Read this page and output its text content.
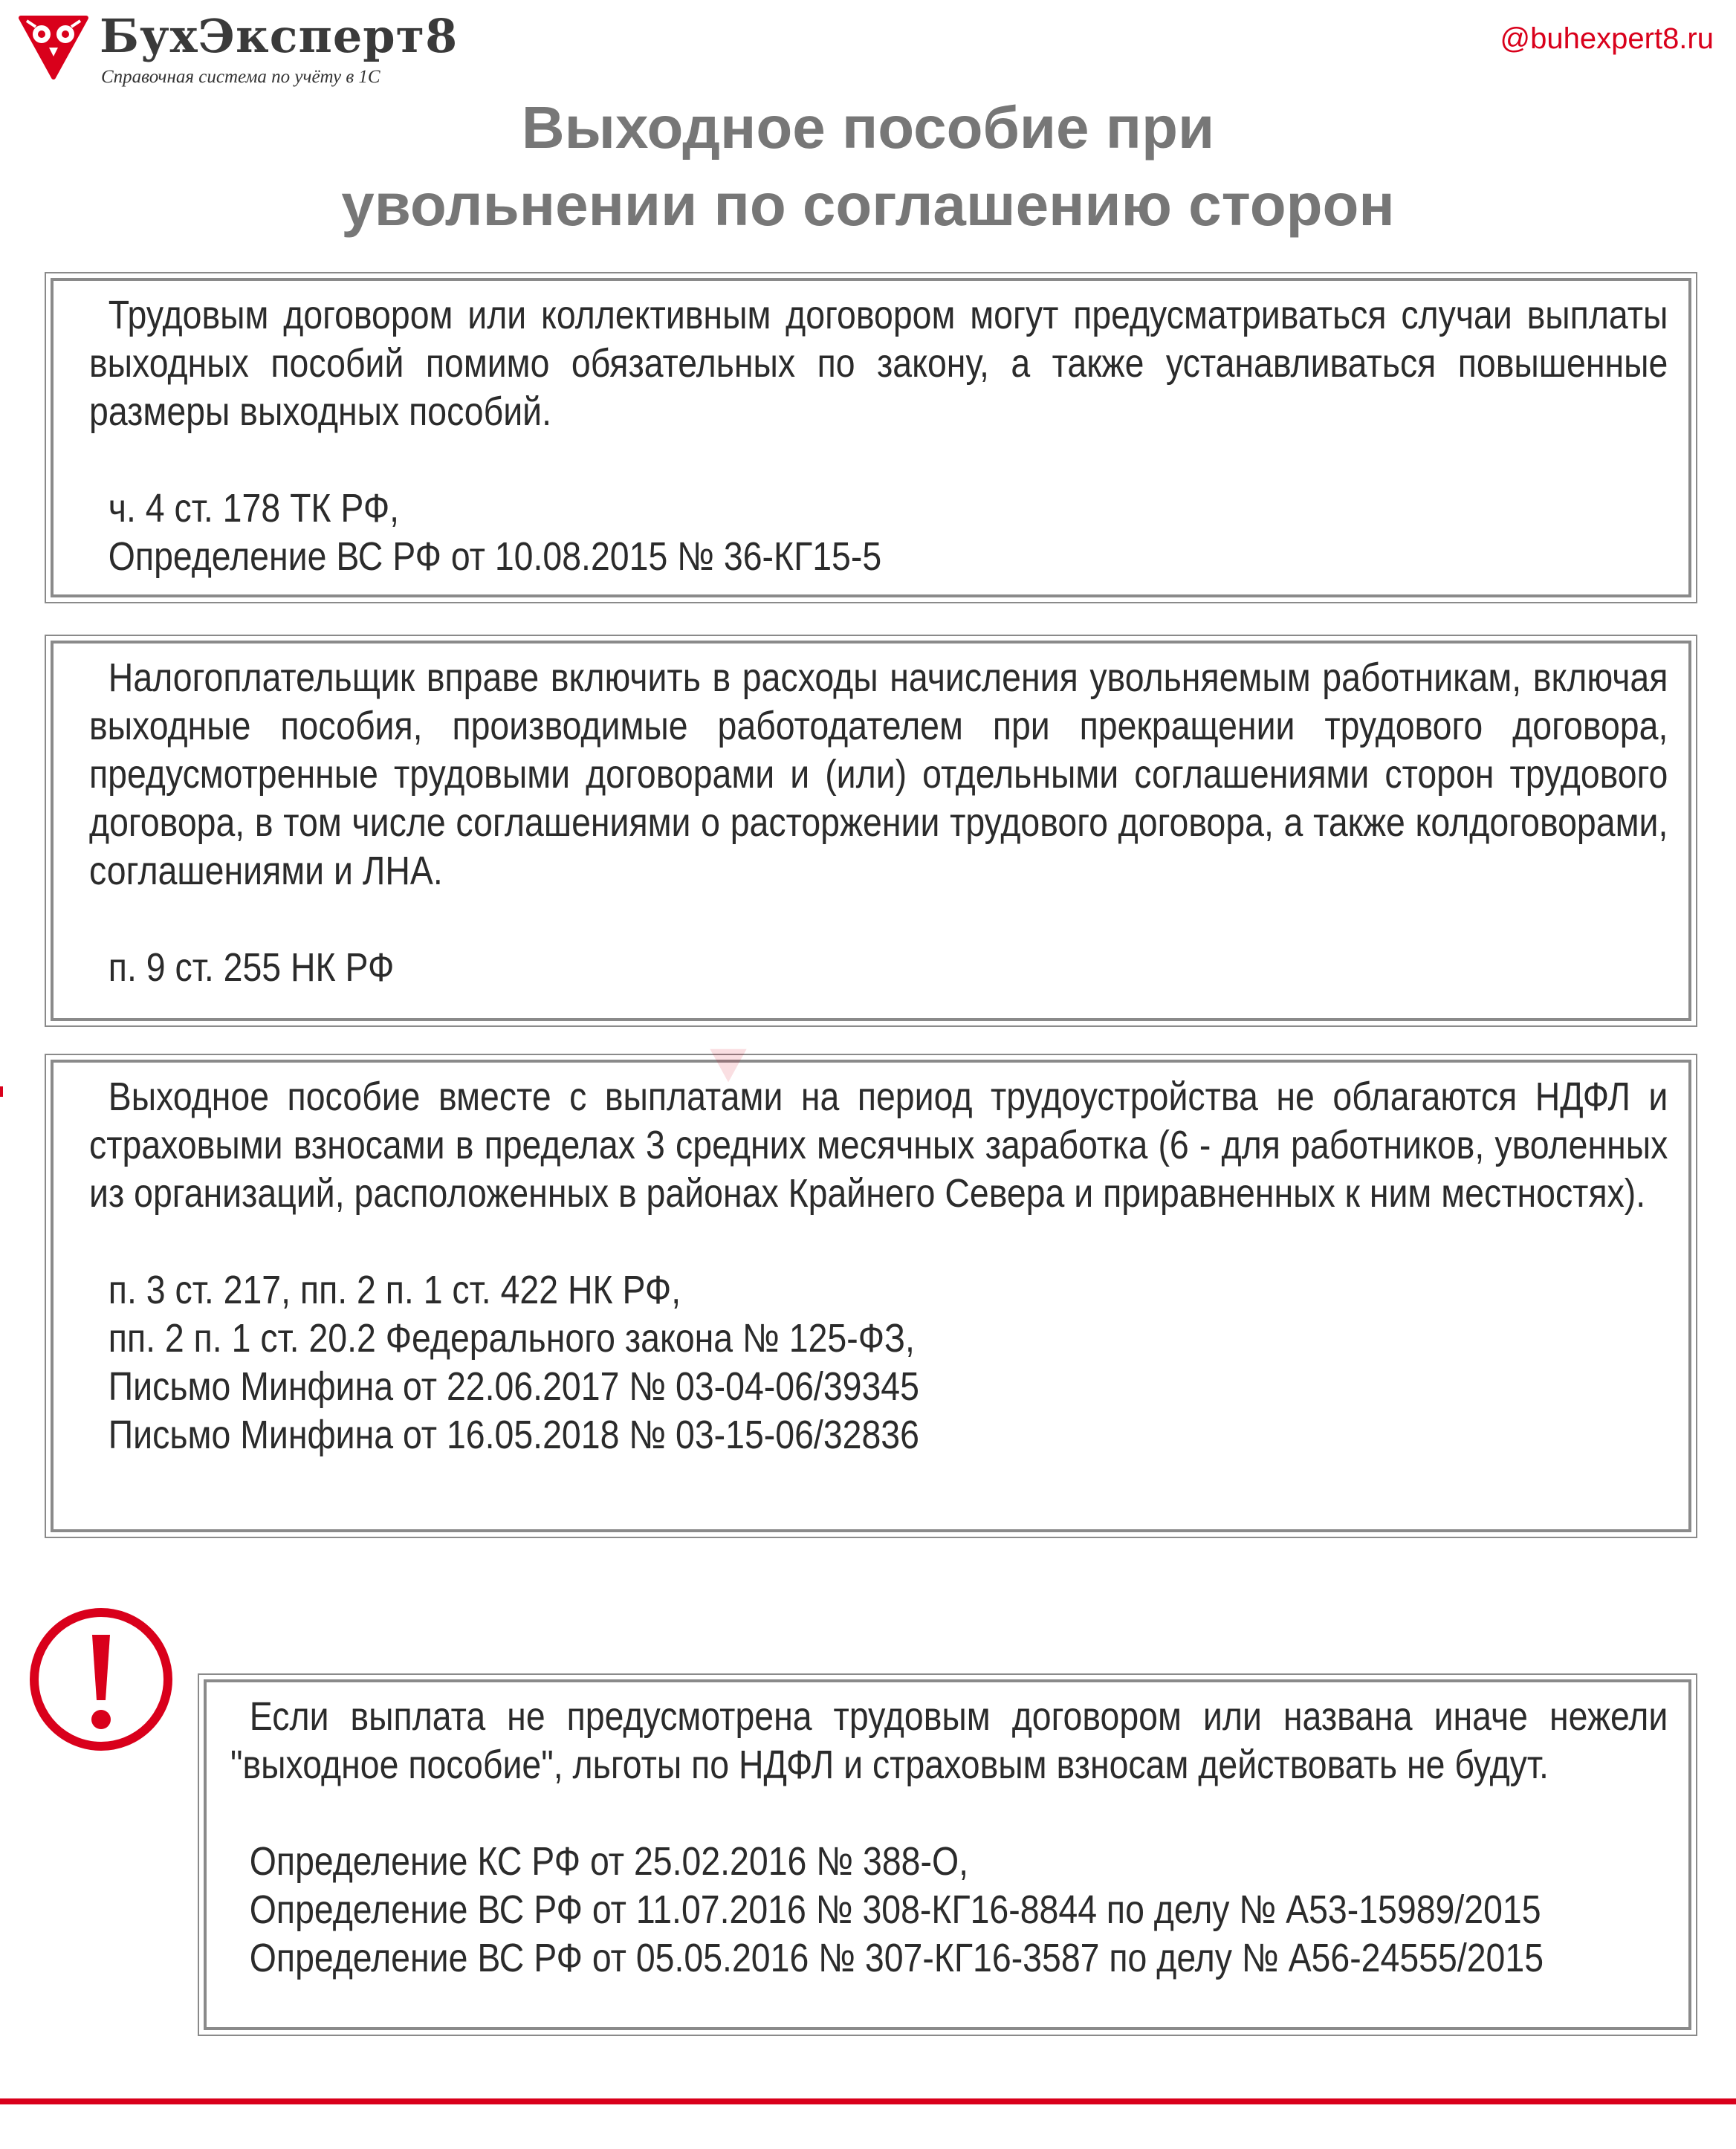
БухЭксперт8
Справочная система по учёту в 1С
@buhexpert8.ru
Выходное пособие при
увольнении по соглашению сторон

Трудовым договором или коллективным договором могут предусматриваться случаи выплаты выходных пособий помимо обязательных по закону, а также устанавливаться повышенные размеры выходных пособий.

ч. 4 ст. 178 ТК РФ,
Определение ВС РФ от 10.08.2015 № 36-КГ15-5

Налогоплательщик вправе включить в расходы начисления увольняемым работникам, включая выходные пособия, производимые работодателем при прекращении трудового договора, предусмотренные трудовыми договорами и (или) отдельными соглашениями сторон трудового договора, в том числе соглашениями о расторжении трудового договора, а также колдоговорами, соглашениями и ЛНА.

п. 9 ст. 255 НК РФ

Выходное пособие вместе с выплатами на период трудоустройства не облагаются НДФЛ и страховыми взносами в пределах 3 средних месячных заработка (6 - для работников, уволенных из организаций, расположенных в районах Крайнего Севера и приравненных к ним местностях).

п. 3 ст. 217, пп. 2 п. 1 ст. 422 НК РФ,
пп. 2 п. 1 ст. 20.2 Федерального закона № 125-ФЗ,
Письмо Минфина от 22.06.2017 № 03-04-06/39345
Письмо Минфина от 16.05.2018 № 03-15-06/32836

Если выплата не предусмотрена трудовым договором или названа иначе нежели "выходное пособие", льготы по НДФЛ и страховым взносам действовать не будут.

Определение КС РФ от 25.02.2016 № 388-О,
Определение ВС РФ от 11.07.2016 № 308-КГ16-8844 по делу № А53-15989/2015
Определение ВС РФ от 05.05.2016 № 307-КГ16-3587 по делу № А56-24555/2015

┄┄┄┄┄┄

Looking at the data above, show all lines where the word "делу" occurs.

Определение ВС РФ от 11.07.2016 № 308-КГ16-8844 по делу № А53-15989/2015
Определение ВС РФ от 05.05.2016 № 307-КГ16-3587 по делу № А56-24555/2015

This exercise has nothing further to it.